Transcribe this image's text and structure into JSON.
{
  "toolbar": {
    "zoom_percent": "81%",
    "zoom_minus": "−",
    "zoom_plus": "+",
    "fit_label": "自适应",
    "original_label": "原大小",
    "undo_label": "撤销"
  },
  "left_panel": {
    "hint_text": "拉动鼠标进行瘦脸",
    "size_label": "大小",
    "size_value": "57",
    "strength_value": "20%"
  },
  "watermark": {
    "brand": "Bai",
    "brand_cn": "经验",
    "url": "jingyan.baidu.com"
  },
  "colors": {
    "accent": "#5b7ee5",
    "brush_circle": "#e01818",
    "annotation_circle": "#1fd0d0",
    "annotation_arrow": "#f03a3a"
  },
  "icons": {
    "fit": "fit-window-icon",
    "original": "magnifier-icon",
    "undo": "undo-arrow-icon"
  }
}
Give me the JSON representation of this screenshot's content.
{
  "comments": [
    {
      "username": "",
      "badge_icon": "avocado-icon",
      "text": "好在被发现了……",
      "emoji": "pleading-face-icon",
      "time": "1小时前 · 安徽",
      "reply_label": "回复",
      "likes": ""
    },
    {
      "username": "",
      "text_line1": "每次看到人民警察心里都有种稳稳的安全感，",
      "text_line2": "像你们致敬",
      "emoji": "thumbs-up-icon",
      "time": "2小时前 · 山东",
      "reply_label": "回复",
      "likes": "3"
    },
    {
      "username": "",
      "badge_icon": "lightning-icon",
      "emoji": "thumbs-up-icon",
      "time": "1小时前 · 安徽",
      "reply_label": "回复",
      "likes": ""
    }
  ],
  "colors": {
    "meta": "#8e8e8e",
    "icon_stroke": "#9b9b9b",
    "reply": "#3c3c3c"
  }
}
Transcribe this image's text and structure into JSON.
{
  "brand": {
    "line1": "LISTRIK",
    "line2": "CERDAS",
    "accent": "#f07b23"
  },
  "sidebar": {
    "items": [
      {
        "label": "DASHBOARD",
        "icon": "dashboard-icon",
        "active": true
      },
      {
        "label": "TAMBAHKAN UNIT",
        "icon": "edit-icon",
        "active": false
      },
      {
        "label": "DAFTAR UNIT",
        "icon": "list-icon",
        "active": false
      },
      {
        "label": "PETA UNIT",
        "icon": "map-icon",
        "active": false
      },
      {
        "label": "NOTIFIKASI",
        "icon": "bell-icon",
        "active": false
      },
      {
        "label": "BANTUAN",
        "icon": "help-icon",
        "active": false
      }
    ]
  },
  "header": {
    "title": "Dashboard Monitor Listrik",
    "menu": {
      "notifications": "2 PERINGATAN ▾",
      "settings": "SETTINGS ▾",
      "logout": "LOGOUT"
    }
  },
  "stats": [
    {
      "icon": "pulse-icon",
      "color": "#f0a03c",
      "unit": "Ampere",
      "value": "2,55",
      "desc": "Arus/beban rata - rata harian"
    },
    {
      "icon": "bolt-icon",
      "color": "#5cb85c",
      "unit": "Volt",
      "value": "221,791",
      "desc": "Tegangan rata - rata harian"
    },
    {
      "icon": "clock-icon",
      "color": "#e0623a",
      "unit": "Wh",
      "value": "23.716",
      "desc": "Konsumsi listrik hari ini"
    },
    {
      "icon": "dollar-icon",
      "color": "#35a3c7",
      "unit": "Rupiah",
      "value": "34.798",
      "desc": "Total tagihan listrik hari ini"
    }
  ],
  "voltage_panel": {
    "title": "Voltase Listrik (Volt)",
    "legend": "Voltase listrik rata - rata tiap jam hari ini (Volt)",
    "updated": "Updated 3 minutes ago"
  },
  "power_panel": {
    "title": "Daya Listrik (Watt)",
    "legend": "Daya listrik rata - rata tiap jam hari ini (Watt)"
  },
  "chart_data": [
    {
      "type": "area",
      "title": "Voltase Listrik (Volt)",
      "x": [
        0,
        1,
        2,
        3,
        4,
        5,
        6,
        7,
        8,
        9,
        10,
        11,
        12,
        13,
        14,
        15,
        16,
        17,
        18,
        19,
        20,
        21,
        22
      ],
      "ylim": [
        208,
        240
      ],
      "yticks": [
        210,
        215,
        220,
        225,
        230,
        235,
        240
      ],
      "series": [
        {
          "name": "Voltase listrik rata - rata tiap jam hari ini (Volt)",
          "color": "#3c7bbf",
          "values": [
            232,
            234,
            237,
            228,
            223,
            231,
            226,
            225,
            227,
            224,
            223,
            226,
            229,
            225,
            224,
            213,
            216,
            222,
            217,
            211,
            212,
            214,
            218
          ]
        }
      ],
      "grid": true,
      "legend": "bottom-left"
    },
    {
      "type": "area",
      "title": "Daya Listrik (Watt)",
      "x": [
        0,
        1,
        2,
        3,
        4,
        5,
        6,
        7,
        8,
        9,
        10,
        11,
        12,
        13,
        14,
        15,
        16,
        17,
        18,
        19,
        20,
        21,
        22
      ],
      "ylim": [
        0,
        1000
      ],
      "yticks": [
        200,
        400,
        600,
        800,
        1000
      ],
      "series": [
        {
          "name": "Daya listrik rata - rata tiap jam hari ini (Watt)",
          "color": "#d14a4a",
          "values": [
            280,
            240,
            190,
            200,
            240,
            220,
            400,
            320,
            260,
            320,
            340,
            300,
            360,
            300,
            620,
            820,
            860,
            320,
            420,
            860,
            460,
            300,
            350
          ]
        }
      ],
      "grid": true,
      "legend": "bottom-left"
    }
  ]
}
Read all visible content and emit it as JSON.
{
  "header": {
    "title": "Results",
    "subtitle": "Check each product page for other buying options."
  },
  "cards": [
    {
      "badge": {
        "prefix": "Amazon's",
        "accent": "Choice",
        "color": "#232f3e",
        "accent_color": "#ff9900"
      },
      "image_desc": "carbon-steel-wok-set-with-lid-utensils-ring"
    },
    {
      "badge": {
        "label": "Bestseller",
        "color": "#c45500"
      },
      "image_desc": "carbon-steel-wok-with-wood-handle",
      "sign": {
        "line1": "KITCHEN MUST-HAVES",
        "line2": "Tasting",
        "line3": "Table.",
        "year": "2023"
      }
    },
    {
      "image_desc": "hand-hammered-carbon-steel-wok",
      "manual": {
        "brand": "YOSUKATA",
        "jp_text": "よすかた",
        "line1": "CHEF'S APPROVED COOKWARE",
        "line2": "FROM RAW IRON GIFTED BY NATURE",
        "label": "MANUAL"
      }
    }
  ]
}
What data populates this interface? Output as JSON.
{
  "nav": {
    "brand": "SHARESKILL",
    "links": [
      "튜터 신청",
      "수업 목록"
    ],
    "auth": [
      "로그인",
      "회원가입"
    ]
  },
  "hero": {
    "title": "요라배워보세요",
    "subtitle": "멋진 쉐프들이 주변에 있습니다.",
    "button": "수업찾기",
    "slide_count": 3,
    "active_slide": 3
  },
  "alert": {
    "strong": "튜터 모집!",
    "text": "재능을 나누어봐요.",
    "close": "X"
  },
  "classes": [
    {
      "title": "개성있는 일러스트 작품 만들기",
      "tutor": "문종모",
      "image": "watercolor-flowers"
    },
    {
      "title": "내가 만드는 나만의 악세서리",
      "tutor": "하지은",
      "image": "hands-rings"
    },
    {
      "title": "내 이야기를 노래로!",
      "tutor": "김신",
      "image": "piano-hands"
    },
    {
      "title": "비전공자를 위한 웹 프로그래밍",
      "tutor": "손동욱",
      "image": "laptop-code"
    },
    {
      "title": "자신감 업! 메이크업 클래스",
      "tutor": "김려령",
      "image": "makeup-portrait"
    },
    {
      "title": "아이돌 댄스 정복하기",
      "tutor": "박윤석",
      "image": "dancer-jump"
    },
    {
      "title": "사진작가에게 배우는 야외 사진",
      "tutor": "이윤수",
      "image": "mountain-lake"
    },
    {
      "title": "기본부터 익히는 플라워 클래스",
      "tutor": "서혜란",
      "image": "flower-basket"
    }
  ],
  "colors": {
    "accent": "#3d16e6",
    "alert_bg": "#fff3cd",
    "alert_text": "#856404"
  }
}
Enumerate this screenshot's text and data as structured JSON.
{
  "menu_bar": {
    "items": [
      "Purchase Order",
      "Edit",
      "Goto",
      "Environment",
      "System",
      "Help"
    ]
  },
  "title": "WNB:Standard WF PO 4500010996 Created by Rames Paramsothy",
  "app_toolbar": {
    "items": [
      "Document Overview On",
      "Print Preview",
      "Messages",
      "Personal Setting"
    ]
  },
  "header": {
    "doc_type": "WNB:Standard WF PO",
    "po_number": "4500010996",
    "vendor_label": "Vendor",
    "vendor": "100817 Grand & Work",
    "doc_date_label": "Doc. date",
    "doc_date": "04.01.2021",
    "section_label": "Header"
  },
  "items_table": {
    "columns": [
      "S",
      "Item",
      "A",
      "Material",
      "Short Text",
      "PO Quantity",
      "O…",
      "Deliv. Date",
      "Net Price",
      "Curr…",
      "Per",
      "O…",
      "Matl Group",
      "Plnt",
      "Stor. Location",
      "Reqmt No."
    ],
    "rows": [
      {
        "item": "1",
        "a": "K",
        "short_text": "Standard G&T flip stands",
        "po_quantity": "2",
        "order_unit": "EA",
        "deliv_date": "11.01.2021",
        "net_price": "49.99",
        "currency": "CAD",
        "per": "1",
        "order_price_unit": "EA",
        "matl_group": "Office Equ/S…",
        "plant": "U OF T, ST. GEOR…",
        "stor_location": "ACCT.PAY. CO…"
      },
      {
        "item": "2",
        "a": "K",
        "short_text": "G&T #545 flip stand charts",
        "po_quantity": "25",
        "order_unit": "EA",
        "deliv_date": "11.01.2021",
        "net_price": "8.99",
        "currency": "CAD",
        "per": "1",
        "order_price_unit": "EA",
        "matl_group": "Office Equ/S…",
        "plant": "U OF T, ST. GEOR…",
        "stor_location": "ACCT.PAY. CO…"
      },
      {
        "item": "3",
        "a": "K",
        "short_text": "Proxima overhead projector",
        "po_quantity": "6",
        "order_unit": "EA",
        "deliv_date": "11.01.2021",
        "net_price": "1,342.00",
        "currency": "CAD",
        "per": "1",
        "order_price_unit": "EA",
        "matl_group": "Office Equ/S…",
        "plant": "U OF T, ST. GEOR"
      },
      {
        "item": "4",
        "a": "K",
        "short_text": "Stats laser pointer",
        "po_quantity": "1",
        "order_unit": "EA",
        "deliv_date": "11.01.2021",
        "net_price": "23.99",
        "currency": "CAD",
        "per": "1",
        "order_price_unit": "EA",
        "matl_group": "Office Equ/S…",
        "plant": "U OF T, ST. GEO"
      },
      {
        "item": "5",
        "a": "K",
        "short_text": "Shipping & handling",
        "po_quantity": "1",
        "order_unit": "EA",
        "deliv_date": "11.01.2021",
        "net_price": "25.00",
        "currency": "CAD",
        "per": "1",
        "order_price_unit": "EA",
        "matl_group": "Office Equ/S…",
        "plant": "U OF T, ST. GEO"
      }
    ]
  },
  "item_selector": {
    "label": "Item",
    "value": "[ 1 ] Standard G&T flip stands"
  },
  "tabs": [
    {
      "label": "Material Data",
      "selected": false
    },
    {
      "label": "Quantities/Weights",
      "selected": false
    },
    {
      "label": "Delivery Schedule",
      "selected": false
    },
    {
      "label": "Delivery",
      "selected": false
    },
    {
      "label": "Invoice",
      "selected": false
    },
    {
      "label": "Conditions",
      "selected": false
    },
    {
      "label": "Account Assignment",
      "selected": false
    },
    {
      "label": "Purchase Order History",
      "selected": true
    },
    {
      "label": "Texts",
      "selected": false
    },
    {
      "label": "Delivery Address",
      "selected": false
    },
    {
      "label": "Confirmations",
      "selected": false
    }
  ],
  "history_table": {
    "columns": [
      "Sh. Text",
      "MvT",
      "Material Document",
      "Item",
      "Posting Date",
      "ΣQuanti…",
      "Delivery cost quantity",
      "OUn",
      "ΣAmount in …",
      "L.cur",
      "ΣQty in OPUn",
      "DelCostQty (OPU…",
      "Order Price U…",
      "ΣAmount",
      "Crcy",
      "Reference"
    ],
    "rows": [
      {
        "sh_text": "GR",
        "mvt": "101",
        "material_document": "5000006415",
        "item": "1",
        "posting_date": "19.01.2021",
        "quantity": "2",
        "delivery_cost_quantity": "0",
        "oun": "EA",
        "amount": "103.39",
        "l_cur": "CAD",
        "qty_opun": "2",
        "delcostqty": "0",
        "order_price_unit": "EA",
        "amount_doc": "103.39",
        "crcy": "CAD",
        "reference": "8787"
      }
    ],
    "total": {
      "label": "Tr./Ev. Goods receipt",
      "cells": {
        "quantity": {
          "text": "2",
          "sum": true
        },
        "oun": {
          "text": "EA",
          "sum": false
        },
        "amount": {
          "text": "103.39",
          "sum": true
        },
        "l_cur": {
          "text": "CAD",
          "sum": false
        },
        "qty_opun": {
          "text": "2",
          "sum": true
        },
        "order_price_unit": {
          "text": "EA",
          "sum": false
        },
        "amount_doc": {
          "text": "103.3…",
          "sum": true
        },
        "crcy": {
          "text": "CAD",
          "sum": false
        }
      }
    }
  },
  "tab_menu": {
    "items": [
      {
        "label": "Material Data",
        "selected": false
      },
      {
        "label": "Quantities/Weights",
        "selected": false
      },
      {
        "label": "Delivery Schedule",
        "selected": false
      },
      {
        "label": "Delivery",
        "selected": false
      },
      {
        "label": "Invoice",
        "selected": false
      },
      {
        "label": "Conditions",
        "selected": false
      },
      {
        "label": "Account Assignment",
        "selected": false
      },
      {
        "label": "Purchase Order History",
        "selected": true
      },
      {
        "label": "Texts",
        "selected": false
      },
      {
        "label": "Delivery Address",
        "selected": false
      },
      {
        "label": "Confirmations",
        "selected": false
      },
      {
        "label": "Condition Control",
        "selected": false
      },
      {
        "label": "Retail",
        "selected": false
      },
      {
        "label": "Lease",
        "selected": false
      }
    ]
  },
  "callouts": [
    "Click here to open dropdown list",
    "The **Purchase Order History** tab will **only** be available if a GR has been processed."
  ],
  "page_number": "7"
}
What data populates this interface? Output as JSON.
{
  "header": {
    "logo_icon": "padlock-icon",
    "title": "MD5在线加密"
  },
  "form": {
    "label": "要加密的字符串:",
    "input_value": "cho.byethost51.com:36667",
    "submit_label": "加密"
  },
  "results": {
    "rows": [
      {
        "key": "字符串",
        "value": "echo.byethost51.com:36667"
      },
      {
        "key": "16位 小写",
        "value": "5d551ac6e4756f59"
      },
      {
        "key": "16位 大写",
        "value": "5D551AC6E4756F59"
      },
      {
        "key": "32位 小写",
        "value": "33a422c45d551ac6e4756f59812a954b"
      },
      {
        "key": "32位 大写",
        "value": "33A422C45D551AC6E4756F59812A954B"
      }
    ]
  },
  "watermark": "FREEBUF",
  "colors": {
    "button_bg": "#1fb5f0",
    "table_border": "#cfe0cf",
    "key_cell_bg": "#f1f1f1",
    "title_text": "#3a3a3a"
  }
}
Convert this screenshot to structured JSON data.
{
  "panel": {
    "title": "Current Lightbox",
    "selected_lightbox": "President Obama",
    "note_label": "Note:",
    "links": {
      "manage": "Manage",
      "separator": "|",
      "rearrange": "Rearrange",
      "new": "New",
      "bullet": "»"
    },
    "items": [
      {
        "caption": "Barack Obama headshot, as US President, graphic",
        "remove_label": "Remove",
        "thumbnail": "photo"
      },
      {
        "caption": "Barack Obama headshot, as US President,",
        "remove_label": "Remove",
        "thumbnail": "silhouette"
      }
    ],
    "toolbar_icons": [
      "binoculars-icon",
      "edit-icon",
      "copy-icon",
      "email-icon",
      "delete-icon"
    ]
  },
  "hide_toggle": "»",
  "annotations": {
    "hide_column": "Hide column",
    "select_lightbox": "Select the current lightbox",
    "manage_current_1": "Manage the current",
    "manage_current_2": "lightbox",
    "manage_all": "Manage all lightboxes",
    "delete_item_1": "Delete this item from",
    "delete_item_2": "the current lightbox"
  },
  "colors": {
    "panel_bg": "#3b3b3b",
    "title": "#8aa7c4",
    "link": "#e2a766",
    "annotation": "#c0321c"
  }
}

● **Task requirements**
How many lines in the records above contain the word "carbon"? Give only the number.

● **Exercise solution**
3